Include in the output the line containing "Transcribe this image's" and each subsequent line of the records, through the end, transcribed exactly. Add nothing else.

── Material for this exercise ──

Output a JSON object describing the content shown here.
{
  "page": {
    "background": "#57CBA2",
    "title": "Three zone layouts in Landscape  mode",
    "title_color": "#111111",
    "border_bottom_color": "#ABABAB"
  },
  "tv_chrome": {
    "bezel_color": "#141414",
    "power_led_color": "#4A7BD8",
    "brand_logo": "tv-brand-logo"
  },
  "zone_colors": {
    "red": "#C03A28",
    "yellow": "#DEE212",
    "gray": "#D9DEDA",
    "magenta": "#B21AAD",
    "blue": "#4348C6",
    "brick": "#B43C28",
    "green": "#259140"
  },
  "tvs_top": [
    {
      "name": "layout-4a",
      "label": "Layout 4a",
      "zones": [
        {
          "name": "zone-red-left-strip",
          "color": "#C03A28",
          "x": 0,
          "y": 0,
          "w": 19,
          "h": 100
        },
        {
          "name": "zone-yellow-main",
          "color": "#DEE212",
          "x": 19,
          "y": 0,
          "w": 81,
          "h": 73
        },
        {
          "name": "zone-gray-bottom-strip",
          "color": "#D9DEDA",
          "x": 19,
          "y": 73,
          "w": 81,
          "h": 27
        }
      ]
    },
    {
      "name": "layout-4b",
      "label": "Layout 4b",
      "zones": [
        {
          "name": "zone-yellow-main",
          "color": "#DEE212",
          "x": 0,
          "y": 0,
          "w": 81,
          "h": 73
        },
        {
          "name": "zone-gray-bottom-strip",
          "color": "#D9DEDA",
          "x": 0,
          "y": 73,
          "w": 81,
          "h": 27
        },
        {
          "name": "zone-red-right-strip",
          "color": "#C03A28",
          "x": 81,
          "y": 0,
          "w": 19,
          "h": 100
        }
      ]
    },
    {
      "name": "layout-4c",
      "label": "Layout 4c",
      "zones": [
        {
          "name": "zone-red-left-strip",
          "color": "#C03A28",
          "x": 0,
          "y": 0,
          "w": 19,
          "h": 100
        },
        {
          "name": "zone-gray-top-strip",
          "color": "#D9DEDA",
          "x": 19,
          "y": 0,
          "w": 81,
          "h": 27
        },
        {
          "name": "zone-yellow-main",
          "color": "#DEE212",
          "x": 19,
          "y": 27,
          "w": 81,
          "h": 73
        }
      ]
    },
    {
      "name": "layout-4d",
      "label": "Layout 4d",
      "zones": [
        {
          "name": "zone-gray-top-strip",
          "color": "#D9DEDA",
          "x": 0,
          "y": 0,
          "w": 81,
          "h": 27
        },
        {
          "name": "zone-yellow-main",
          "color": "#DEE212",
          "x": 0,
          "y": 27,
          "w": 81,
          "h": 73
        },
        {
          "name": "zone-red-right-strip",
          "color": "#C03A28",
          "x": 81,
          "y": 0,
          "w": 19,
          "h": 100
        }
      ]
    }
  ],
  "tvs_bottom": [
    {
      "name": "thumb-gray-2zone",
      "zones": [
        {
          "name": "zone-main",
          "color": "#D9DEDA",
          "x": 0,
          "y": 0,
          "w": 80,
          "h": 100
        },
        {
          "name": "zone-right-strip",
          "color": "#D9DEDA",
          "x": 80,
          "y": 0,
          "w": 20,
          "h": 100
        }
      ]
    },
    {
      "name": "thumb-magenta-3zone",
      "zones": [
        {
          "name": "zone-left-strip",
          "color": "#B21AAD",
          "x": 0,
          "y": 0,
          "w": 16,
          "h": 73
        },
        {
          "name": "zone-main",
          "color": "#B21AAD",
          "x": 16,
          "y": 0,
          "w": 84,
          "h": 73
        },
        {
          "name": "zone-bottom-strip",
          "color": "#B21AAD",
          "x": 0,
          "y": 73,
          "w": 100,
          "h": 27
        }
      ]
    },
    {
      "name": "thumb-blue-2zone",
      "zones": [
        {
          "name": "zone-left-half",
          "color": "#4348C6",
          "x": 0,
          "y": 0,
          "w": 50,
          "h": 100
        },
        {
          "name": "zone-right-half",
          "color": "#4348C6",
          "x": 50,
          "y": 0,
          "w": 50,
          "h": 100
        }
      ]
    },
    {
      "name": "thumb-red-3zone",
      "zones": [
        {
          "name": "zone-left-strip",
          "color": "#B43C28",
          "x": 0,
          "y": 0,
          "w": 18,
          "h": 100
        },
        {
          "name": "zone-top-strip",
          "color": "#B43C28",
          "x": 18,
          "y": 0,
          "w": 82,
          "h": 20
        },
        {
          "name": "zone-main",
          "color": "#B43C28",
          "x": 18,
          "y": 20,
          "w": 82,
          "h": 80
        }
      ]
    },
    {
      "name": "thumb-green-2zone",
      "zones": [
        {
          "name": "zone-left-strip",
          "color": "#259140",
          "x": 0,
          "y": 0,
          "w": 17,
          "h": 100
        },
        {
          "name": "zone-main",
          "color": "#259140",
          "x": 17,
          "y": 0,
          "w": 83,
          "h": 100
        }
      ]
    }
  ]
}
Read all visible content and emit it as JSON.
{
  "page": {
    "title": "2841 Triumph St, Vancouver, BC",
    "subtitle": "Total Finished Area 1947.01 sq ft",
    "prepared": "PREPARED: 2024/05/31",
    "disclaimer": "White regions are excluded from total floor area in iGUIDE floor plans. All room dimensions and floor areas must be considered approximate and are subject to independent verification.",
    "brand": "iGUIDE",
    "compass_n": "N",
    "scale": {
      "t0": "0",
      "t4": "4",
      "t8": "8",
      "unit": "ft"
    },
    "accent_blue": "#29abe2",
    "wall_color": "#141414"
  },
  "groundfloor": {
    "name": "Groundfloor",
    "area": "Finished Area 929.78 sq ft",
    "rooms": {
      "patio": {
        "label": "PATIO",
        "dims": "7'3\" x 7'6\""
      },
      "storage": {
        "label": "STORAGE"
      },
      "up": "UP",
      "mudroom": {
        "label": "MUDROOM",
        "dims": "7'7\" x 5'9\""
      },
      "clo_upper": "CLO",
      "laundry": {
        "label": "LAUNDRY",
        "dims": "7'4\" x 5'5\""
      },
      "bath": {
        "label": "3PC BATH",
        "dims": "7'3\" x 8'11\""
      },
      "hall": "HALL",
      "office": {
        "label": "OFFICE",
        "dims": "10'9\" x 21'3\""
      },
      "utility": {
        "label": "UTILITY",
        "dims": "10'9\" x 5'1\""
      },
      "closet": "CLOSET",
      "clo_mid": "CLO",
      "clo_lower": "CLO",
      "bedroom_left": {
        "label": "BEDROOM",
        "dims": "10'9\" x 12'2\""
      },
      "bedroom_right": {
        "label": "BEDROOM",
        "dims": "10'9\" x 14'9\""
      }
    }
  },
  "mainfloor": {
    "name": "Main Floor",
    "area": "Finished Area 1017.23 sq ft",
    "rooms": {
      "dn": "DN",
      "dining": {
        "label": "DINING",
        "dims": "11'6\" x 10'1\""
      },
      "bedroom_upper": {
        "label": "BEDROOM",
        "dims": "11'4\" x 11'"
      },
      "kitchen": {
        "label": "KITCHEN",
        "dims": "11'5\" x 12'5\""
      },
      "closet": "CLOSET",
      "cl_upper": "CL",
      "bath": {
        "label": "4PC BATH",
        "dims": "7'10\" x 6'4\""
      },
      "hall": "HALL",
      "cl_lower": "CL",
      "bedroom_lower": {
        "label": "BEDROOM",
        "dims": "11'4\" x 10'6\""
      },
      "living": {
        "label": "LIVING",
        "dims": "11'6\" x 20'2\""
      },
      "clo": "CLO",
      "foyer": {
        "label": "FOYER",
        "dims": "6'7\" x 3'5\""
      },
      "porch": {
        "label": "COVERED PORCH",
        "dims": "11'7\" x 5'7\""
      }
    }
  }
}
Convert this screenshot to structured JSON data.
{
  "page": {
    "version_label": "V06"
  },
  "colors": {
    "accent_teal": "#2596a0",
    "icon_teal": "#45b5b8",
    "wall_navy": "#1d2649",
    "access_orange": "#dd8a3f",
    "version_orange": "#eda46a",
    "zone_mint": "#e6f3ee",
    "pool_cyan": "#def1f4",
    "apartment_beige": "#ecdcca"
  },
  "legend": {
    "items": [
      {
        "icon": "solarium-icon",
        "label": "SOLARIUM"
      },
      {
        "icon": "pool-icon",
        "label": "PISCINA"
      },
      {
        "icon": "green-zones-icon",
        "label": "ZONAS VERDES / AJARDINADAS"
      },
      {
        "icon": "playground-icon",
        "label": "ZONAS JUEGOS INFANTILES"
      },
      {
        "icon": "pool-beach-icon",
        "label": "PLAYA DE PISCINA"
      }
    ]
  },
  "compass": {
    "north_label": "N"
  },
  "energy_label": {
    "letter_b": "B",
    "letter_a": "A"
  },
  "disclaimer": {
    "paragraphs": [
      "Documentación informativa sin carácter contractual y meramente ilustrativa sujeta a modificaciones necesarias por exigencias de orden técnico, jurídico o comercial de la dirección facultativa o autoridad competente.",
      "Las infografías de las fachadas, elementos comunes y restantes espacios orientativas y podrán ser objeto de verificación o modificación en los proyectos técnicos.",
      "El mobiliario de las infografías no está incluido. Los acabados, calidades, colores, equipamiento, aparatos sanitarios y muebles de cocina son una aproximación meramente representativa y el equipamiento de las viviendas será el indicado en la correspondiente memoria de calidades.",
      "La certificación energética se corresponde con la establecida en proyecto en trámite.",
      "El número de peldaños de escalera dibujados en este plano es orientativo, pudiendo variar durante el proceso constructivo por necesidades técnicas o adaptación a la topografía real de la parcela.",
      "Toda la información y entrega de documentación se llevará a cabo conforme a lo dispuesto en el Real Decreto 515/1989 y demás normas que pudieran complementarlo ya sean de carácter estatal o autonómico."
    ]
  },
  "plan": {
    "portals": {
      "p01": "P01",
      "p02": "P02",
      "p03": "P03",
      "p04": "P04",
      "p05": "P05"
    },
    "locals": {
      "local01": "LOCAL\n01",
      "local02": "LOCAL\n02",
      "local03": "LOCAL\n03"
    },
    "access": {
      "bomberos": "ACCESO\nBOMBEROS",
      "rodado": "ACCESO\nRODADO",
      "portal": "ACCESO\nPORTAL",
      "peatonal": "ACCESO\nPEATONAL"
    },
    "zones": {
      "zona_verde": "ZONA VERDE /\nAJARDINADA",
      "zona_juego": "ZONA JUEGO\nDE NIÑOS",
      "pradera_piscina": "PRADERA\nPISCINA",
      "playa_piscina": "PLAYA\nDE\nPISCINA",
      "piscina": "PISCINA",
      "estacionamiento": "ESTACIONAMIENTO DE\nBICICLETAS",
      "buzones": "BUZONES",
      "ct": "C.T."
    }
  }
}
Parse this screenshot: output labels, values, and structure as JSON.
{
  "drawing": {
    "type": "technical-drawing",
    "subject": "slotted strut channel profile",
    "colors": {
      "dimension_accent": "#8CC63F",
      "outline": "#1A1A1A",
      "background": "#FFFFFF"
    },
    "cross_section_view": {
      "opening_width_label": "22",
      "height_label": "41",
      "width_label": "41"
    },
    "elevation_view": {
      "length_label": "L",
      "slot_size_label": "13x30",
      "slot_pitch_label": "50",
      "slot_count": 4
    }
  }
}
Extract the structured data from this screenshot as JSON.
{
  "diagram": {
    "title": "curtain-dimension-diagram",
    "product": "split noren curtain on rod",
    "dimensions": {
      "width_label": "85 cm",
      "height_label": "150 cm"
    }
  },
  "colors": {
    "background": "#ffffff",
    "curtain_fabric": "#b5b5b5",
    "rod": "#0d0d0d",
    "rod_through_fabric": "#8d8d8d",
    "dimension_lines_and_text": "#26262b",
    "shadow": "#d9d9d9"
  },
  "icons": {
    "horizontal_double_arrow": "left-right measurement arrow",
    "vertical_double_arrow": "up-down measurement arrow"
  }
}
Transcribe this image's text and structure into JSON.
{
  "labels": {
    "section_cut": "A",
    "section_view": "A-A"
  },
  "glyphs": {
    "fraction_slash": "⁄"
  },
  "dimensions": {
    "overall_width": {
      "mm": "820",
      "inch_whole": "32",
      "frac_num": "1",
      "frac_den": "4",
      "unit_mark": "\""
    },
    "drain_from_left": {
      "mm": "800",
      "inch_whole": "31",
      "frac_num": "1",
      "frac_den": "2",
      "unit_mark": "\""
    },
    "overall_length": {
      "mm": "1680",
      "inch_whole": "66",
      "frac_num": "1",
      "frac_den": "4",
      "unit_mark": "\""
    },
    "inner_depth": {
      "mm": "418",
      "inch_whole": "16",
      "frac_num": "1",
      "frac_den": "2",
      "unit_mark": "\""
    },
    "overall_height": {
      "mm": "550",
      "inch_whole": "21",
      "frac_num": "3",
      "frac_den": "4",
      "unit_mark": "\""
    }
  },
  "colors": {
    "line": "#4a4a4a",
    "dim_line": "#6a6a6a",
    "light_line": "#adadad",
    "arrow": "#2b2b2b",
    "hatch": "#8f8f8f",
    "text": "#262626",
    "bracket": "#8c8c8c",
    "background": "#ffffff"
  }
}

───

• Complete output
Transcribe this image's text and structure into JSON.
{
  "labels": {
    "section_cut": "A",
    "section_view": "A-A"
  },
  "glyphs": {
    "fraction_slash": "⁄"
  },
  "dimensions": {
    "overall_width": {
      "mm": "820",
      "inch_whole": "32",
      "frac_num": "1",
      "frac_den": "4",
      "unit_mark": "\""
    },
    "drain_from_left": {
      "mm": "800",
      "inch_whole": "31",
      "frac_num": "1",
      "frac_den": "2",
      "unit_mark": "\""
    },
    "overall_length": {
      "mm": "1680",
      "inch_whole": "66",
      "frac_num": "1",
      "frac_den": "4",
      "unit_mark": "\""
    },
    "inner_depth": {
      "mm": "418",
      "inch_whole": "16",
      "frac_num": "1",
      "frac_den": "2",
      "unit_mark": "\""
    },
    "overall_height": {
      "mm": "550",
      "inch_whole": "21",
      "frac_num": "3",
      "frac_den": "4",
      "unit_mark": "\""
    }
  },
  "colors": {
    "line": "#4a4a4a",
    "dim_line": "#6a6a6a",
    "light_line": "#adadad",
    "arrow": "#2b2b2b",
    "hatch": "#8f8f8f",
    "text": "#262626",
    "bracket": "#8c8c8c",
    "background": "#ffffff"
  }
}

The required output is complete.